• **Dataset content**
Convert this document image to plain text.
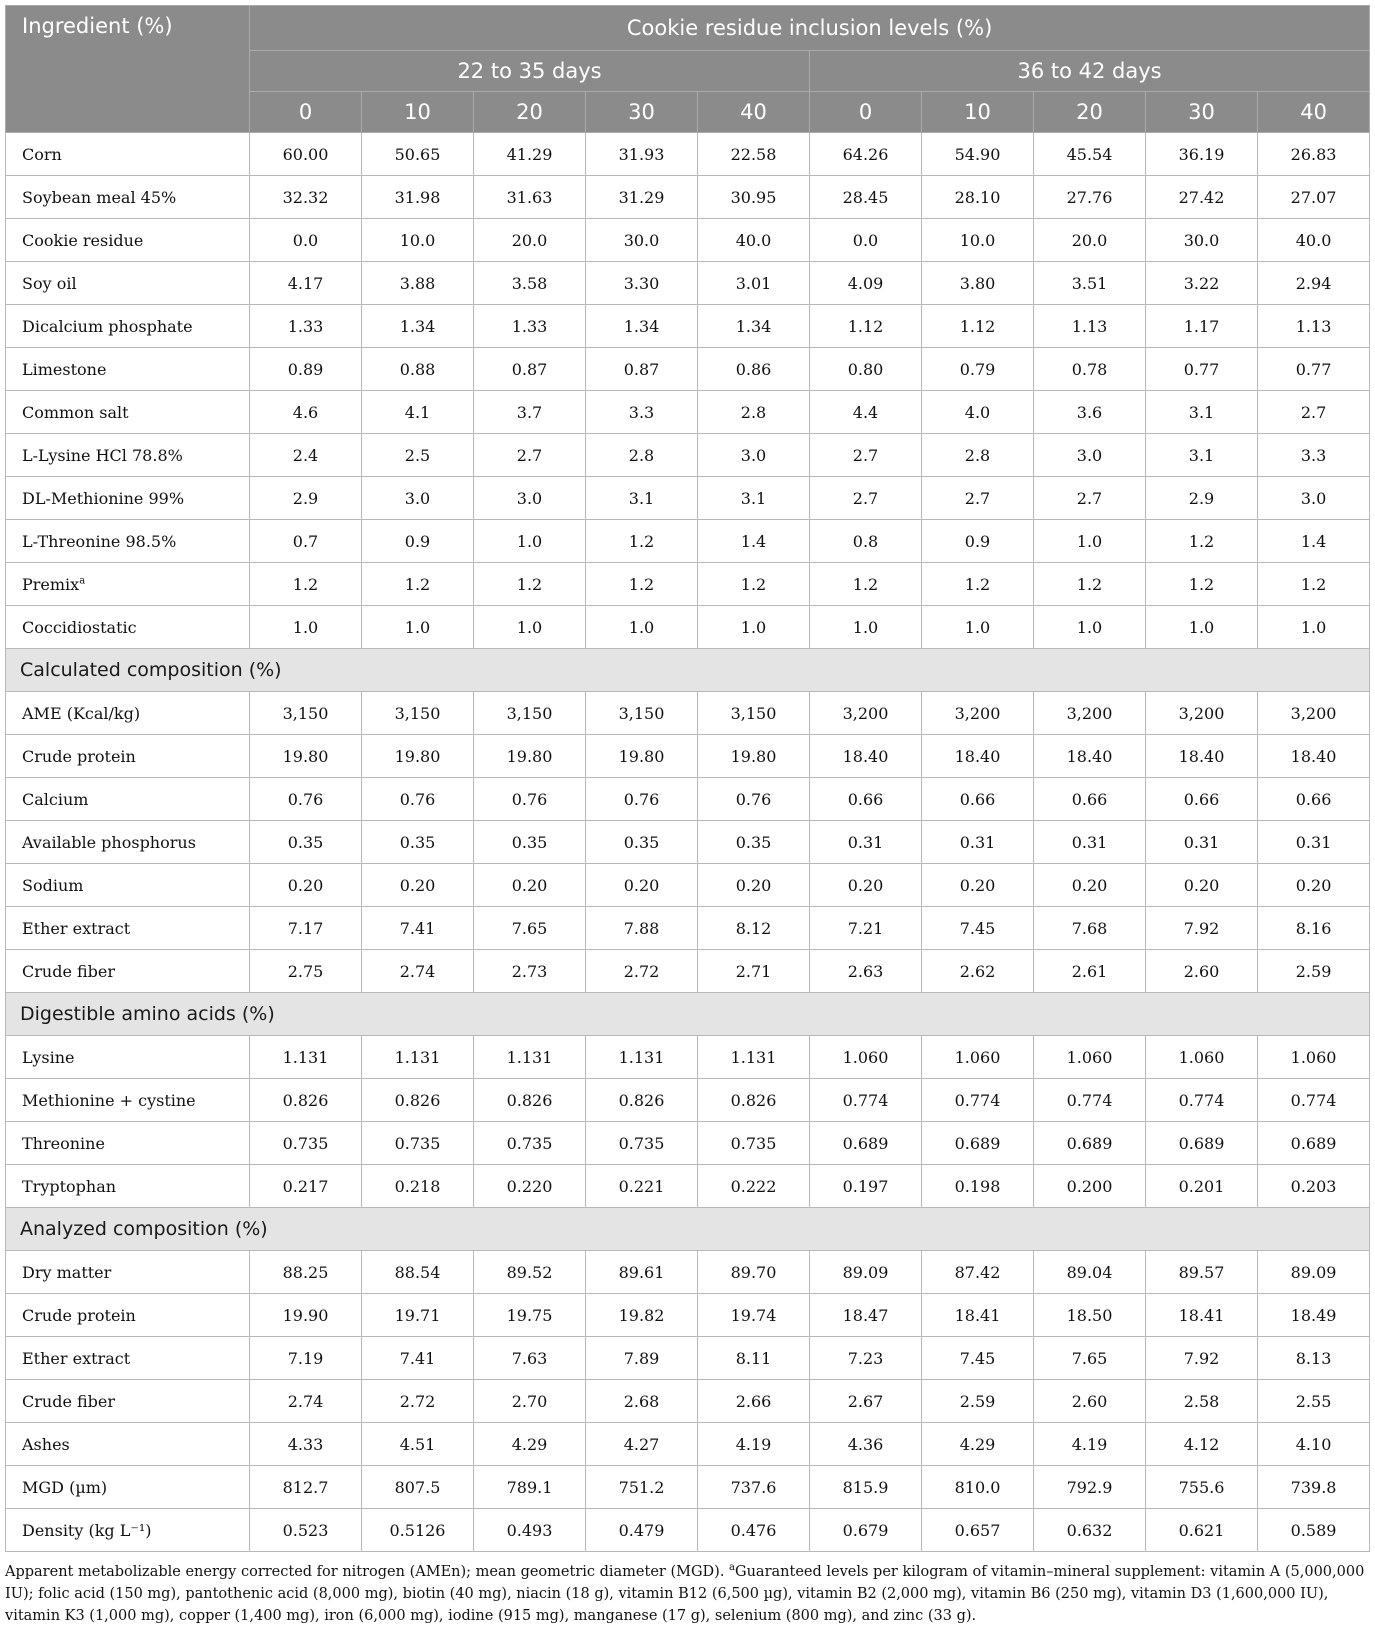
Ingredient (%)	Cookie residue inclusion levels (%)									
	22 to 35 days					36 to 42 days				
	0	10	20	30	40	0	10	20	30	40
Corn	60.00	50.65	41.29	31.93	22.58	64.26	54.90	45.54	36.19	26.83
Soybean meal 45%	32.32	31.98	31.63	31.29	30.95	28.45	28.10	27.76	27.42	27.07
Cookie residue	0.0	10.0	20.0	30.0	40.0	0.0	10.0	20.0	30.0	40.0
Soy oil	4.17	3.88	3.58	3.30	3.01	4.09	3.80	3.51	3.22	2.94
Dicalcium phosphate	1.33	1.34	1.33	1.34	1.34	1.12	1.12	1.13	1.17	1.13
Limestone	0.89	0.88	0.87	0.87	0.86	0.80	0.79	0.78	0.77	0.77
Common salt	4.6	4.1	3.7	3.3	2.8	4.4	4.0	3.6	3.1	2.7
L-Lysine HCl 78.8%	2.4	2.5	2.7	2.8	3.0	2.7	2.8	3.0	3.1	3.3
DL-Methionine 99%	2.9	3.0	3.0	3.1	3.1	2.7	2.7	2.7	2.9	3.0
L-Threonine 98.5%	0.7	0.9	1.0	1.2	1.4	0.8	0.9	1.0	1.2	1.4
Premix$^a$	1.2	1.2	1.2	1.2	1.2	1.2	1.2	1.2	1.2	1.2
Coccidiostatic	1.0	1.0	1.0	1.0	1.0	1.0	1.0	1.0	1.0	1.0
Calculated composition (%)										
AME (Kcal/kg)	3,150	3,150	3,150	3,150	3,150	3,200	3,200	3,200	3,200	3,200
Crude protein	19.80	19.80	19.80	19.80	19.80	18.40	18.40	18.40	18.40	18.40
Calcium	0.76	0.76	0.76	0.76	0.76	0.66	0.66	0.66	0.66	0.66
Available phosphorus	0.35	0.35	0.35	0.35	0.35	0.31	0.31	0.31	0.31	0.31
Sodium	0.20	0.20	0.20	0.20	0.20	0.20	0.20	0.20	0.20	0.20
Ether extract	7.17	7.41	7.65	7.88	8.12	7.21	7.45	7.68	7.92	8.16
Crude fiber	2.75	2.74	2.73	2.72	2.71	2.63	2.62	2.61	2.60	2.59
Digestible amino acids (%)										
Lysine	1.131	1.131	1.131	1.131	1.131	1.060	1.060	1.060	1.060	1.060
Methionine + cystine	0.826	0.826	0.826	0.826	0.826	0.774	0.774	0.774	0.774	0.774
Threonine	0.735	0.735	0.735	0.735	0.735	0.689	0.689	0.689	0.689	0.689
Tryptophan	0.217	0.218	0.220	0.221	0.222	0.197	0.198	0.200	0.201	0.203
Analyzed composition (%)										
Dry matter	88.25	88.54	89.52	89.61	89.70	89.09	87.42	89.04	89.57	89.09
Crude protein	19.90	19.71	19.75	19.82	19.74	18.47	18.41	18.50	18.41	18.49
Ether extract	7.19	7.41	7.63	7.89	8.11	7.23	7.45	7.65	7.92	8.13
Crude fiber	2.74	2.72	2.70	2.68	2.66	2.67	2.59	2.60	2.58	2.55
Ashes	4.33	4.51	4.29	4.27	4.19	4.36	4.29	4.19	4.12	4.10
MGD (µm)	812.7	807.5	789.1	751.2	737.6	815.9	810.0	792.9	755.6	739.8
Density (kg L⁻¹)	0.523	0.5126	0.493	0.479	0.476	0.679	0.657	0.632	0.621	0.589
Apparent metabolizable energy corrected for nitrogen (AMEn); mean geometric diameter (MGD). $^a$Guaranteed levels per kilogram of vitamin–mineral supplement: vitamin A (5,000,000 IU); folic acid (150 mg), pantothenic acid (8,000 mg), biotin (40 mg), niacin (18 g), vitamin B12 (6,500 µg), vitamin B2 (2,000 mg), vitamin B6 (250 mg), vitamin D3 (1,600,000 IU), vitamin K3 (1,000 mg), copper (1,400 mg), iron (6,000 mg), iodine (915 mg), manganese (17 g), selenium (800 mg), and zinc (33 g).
---
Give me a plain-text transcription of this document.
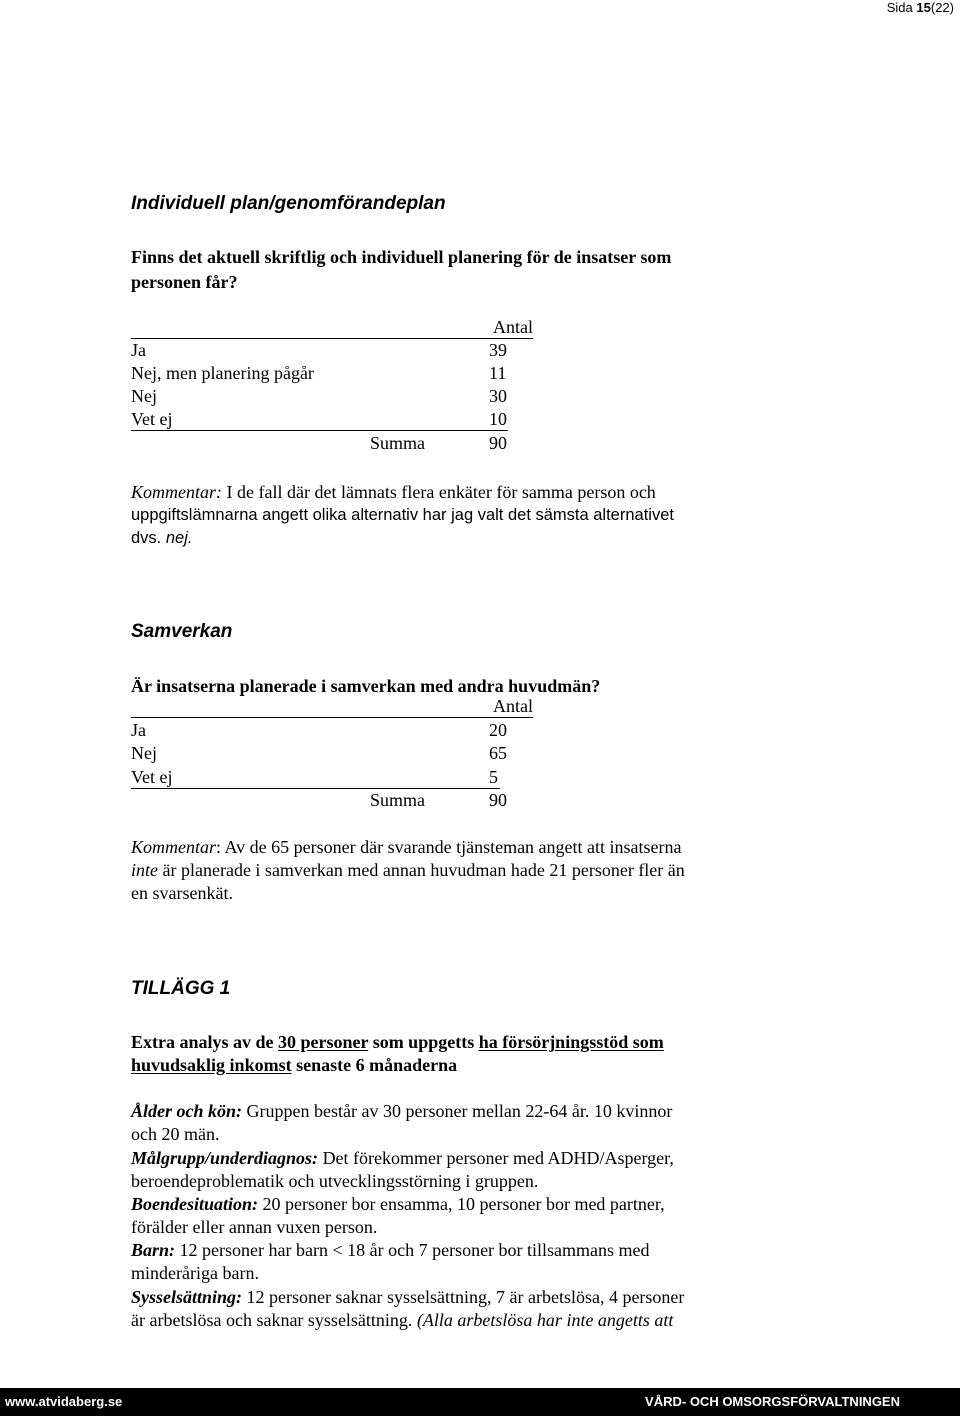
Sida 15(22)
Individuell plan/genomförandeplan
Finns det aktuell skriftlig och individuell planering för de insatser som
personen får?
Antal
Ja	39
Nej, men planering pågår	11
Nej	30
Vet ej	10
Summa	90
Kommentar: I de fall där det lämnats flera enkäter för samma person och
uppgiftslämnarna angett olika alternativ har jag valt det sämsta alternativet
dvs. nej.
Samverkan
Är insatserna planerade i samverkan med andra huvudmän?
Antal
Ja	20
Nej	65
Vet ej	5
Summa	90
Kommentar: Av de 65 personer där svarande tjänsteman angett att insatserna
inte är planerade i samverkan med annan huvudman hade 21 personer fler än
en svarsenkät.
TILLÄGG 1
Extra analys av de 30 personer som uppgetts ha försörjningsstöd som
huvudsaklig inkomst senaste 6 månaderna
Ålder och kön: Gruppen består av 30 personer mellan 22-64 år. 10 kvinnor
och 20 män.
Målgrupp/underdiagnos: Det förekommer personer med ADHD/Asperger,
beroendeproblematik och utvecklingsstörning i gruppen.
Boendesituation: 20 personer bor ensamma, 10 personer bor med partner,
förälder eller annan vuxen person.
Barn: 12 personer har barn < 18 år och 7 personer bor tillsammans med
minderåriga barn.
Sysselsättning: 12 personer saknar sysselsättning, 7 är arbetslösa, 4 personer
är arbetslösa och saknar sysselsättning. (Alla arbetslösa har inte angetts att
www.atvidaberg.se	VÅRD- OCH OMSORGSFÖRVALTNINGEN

• **Task statement**
Scan the records for the word "insatserna". Copy each line where it turns up.

• **Answer to this task**
Är insatserna planerade i samverkan med andra huvudmän?
Kommentar: Av de 65 personer där svarande tjänsteman angett att insatserna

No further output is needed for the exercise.